■ Short exercise ■
Output the material below in its entirety, exactly as given.

------ Provided records

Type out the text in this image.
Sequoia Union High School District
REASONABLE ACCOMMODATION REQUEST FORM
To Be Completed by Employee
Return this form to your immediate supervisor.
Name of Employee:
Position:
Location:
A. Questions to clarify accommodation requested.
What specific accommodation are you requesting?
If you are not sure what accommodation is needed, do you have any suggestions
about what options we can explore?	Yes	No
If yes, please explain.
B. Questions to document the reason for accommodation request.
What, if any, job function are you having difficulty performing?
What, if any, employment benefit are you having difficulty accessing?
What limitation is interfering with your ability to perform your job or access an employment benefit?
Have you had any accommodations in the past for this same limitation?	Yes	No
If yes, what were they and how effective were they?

------------

■ Completed exercise ■
Type out the text in this image.
Sequoia Union High School District
REASONABLE ACCOMMODATION REQUEST FORM
To Be Completed by Employee
Return this form to your immediate supervisor.
Name of Employee:
Position:
Location:
A. Questions to clarify accommodation requested.
What specific accommodation are you requesting?
If you are not sure what accommodation is needed, do you have any suggestions
about what options we can explore?	Yes	No
If yes, please explain.
B. Questions to document the reason for accommodation request.
What, if any, job function are you having difficulty performing?
What, if any, employment benefit are you having difficulty accessing?
What limitation is interfering with your ability to perform your job or access an employment benefit?
Have you had any accommodations in the past for this same limitation?	Yes	No
If yes, what were they and how effective were they?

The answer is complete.